--- start Records provided ---

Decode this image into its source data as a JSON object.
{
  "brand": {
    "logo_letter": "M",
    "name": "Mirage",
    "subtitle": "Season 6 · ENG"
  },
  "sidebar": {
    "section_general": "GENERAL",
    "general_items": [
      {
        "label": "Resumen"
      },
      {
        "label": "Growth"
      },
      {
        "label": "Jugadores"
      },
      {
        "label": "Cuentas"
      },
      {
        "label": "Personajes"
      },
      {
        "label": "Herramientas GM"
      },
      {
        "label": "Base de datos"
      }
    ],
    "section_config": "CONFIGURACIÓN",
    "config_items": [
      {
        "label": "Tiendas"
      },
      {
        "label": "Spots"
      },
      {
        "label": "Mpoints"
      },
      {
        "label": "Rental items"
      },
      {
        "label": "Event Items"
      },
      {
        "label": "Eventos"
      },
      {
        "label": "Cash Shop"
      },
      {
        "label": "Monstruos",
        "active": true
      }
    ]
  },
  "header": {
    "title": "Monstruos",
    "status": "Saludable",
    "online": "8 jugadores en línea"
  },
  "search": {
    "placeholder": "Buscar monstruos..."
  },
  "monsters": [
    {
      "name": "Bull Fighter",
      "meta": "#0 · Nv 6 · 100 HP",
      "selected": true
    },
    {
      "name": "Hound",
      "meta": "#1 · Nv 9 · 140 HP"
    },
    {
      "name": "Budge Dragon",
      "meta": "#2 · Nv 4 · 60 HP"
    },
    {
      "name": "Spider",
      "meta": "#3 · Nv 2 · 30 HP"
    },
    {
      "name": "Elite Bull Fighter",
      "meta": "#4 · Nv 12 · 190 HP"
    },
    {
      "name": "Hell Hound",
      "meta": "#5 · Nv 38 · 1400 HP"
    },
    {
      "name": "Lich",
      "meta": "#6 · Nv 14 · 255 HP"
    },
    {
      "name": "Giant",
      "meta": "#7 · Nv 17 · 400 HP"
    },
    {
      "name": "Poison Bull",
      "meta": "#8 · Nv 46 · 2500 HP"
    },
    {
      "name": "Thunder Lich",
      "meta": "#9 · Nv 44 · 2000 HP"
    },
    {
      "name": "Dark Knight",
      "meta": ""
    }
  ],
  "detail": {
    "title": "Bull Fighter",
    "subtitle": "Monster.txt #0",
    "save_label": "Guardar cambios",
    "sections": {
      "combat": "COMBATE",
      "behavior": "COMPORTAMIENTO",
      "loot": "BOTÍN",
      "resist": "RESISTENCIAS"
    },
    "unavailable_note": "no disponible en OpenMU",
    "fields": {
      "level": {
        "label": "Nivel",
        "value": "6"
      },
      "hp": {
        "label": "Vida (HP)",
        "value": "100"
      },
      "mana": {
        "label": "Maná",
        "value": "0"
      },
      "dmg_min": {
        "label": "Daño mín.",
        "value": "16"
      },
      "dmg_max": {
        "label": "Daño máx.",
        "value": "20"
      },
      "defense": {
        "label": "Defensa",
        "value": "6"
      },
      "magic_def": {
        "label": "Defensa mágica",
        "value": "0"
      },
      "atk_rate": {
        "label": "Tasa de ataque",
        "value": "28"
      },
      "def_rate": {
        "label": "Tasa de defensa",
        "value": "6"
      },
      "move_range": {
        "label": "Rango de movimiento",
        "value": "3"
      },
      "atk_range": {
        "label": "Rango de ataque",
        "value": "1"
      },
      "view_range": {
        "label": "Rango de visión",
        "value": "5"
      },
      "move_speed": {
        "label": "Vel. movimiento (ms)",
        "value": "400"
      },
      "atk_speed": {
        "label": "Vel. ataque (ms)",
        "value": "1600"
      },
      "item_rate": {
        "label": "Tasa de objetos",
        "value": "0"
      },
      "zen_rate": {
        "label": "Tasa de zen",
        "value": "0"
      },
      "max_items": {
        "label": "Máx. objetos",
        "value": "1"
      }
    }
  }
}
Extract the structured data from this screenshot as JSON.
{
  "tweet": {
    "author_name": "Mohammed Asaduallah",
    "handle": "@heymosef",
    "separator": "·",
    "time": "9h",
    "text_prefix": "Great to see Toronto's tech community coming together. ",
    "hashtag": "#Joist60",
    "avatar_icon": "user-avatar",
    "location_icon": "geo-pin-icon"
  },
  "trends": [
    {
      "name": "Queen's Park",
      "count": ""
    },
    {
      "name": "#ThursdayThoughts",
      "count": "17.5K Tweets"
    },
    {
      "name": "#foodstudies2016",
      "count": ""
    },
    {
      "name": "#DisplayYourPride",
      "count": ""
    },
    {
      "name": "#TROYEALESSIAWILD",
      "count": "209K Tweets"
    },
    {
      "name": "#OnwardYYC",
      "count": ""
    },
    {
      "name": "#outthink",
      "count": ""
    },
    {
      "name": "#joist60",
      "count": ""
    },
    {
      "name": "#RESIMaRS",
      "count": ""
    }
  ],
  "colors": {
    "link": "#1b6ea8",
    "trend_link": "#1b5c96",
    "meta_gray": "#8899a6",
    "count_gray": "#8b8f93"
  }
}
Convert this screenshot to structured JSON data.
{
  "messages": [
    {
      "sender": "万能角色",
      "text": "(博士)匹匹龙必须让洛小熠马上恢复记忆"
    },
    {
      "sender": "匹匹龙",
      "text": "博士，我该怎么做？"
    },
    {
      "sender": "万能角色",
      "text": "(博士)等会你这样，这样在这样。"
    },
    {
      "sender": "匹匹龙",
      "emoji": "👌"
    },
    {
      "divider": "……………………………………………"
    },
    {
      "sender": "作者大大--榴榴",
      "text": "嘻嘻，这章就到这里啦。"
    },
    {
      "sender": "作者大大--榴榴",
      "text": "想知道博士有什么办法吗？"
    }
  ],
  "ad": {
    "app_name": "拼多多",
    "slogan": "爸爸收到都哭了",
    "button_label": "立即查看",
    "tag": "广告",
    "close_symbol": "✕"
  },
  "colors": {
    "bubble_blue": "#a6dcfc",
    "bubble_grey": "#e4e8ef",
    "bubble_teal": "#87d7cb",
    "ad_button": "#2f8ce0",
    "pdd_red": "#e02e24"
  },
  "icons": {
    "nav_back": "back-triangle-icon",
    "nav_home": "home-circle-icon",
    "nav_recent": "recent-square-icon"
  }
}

--- end Records provided ---

* [What you need to do]: Return, unchanged, each line from the line containing "Extract the structured" through the last line of the material.

* [Result below]:
Extract the structured data from this screenshot as JSON.
{
  "tweet": {
    "author_name": "Mohammed Asaduallah",
    "handle": "@heymosef",
    "separator": "·",
    "time": "9h",
    "text_prefix": "Great to see Toronto's tech community coming together. ",
    "hashtag": "#Joist60",
    "avatar_icon": "user-avatar",
    "location_icon": "geo-pin-icon"
  },
  "trends": [
    {
      "name": "Queen's Park",
      "count": ""
    },
    {
      "name": "#ThursdayThoughts",
      "count": "17.5K Tweets"
    },
    {
      "name": "#foodstudies2016",
      "count": ""
    },
    {
      "name": "#DisplayYourPride",
      "count": ""
    },
    {
      "name": "#TROYEALESSIAWILD",
      "count": "209K Tweets"
    },
    {
      "name": "#OnwardYYC",
      "count": ""
    },
    {
      "name": "#outthink",
      "count": ""
    },
    {
      "name": "#joist60",
      "count": ""
    },
    {
      "name": "#RESIMaRS",
      "count": ""
    }
  ],
  "colors": {
    "link": "#1b6ea8",
    "trend_link": "#1b5c96",
    "meta_gray": "#8899a6",
    "count_gray": "#8b8f93"
  }
}
Convert this screenshot to structured JSON data.
{
  "messages": [
    {
      "sender": "万能角色",
      "text": "(博士)匹匹龙必须让洛小熠马上恢复记忆"
    },
    {
      "sender": "匹匹龙",
      "text": "博士，我该怎么做？"
    },
    {
      "sender": "万能角色",
      "text": "(博士)等会你这样，这样在这样。"
    },
    {
      "sender": "匹匹龙",
      "emoji": "👌"
    },
    {
      "divider": "……………………………………………"
    },
    {
      "sender": "作者大大--榴榴",
      "text": "嘻嘻，这章就到这里啦。"
    },
    {
      "sender": "作者大大--榴榴",
      "text": "想知道博士有什么办法吗？"
    }
  ],
  "ad": {
    "app_name": "拼多多",
    "slogan": "爸爸收到都哭了",
    "button_label": "立即查看",
    "tag": "广告",
    "close_symbol": "✕"
  },
  "colors": {
    "bubble_blue": "#a6dcfc",
    "bubble_grey": "#e4e8ef",
    "bubble_teal": "#87d7cb",
    "ad_button": "#2f8ce0",
    "pdd_red": "#e02e24"
  },
  "icons": {
    "nav_back": "back-triangle-icon",
    "nav_home": "home-circle-icon",
    "nav_recent": "recent-square-icon"
  }
}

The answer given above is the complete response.